**SET TASK A:**
In the passage on how officials were treated for mishandling classified material, what fine was John Deutch assessed?
**SET TASK B:**
Extend the passage on how officials were treated for mishandling classified material, picking up right after its final sentence.

Clinton merely received a blistering rebuke from FBI Director James Comey, who charged her with “extremely careless” behavior in using private email servers to send and received classified information as well as using her personal cell phone in dealing with sensitive materials while traveling outside the United States.
Some of these communications referred to CIA operatives, which is a violation of a 1982 Intelligence Identities Protection Act to protect those individuals working overseas under cover.
A former CIA officer, John Kiriakou, received a 30-month jail sentence in 2014 for giving a journalist the name of a CIA operative, although the name never appeared in the media. Kiriakou’s sentence was praised by CIA Director David Petraeus, who faced his own charges for providing sensitive materials to his biographer, who was also his mistress.
In denying facts in that case, Petraeus lied to FBI investigators, who wanted to confront the general with felony charges. The Department of Justice reduced the matter to a single misdemeanor, and Petraeus received a modest fine that could be covered with a few of his speaking fees.
The treatment of Clinton is reminiscent of the handling of cases involving former CIA Director John Deutch and former national security adviser Samuel Berger. Deutch placed the most sensitive CIA operational materials on his home computer, which was also used to access pornographic sites. Deutch was assessed a fine of $5,000, but received a pardon from President Bill Clinton before prosecutors could file the papers in federal court.

**DATA LINES:**
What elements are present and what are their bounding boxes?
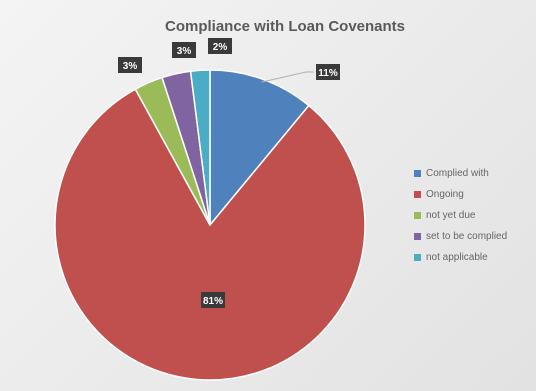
legend-label: set to be complied [426,231,508,242]
legend-swatch [414,191,421,198]
data-label-set-to-be-complied: 3% [177,46,192,57]
legend-swatch [414,254,421,261]
legend-swatch [414,233,421,240]
pie-slice-ongoing [54,88,366,381]
legend-swatch [414,212,421,219]
chart-title: Compliance with Loan Covenants [164,18,406,35]
legend-label: not applicable [426,252,488,263]
data-label-box [316,64,340,80]
data-label-box [201,292,225,308]
data-label-ongoing: 81% [203,296,223,307]
legend-label: Complied with [426,168,489,179]
data-label-box [172,42,196,58]
legend-item-ongoing: Ongoing [414,184,536,205]
legend-label: not yet due [426,210,476,221]
legend-item-complied-with: Complied with [414,163,536,184]
data-label-box [118,57,142,73]
data-label-not-yet-due: 3% [123,61,138,72]
legend-item-not-applicable: not applicable [414,247,536,268]
legend-swatch [414,170,421,177]
legend-item-set-to-be-complied: set to be complied [414,226,536,247]
leader-line [261,71,314,83]
data-label-box [208,38,232,54]
legend-item-not-yet-due: not yet due [414,205,536,226]
data-label-not-applicable: 2% [213,42,228,53]
legend-label: Ongoing [426,189,464,200]
pie-slice-not-applicable [189,69,211,226]
chart-legend: Complied with Ongoing not yet due set to… [414,163,536,268]
pie-slice-complied-with [209,69,310,228]
data-label-complied-with: 11% [318,68,338,79]
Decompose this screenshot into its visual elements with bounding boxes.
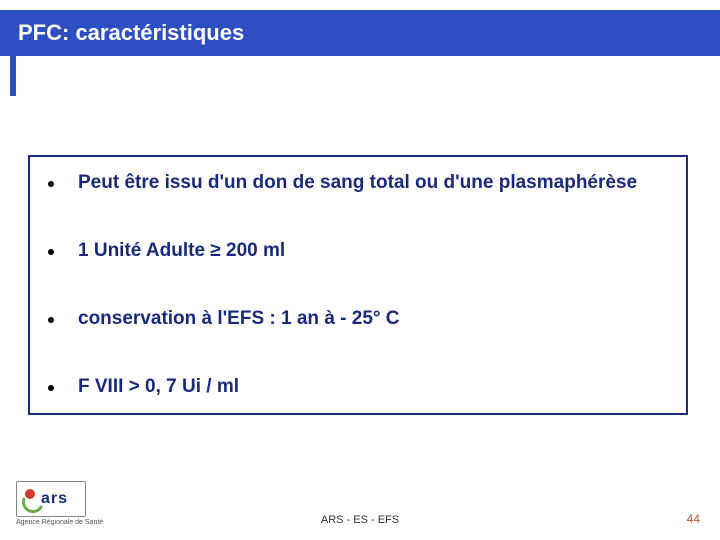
bullet-row: conservation à l'EFS : 1 an à - 25° C — [48, 307, 668, 331]
bullet-text: Peut être issu d'un don de sang total ou… — [78, 171, 637, 195]
bullet-text: F VIII > 0, 7 Ui / ml — [78, 375, 239, 399]
title-bar: PFC: caractéristiques — [0, 10, 720, 56]
logo-letters: ars — [41, 490, 68, 508]
bullet-row: F VIII > 0, 7 Ui / ml — [48, 375, 668, 399]
slide: PFC: caractéristiques Peut être issu d'u… — [0, 0, 720, 540]
logo-swoosh-icon — [23, 487, 39, 511]
slide-title: PFC: caractéristiques — [18, 20, 244, 46]
bullet-text: conservation à l'EFS : 1 an à - 25° C — [78, 307, 400, 331]
content-box: Peut être issu d'un don de sang total ou… — [28, 155, 688, 415]
bullet-text: 1 Unité Adulte ≥ 200 ml — [78, 239, 285, 263]
bullet-icon — [48, 181, 54, 187]
bullet-icon — [48, 249, 54, 255]
bullet-icon — [48, 385, 54, 391]
title-accent — [10, 56, 16, 96]
bullet-row: 1 Unité Adulte ≥ 200 ml — [48, 239, 668, 263]
bullet-icon — [48, 317, 54, 323]
bullet-row: Peut être issu d'un don de sang total ou… — [48, 171, 668, 195]
logo-box: ars — [16, 481, 86, 517]
page-number: 44 — [687, 512, 700, 526]
footer-text: ARS - ES - EFS — [0, 514, 720, 526]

**WRITTEN RESPONSE A:**
$5,000

**WRITTEN RESPONSE B:**
Berger, who served in Clinton’s administration, stuffed his pants with classified documents from the National Archives, and also received a modest fine. President George W. Bush’s Attorney General Alberto Gonzalez kept sensitive documents about the NSA’s surveillance program at his home, but received no punishment.
Another Double Standard
There is a similar double standard in dealing with the writings of CIA officials. Critical accounts get great scrutiny; praise for CIA actions is rewarded with easy approval.
A classic case involved the memoir of Jose A. Rodriguez, Jr., who destroyed over 90 CIA torture tapes and wrote a book that denied any torture and abuse took place. The Department of Justice concluded that it would not pursue criminal charges for the destruction of the videotapes, although it was clearly an act to obstruct justice.
A senior career lawyer at CIA, John Rizzo, who took part in decision-making for torture and abuse, received clearance for a book that defended CIA interrogation at its secret prisons or “black sites.”
In addition to the velvet glove approach for Rodriguez and Rizzo, the authors of the torture memoranda at the Department of Justice — John Yoo and Jay Bybee — received no punishment for providing legal cover for some but not all of the CIA’s torture techniques.
Even Yoo, now a faculty member at the University of California’s law school in Berkeley, conceded that CIA officers went beyond the letter of the authorization and should be held accountable. Meanwhile, Kiriakou, the first CIA officer to reveal the torture and abuse program, was convicted of disclosing classified information and sentenced.
A CIA colleague from the 1970s, Frank Snepp, wrote an important book on the chaotic U.S. withdrawal South Vietnam with unclassified information detailing the decisions and actions that left behind loyal Vietnamese. Snepp had to forfeit his considerable royalties because the book wasn’t submitted for the agency’s security review.
More recently, however, former CIA Director Leon Panetta presented his memoir to his publisher in 2013 without getting clearance from the CIA and only at the last minute — before the book’s distribution — did it receive a cursory review.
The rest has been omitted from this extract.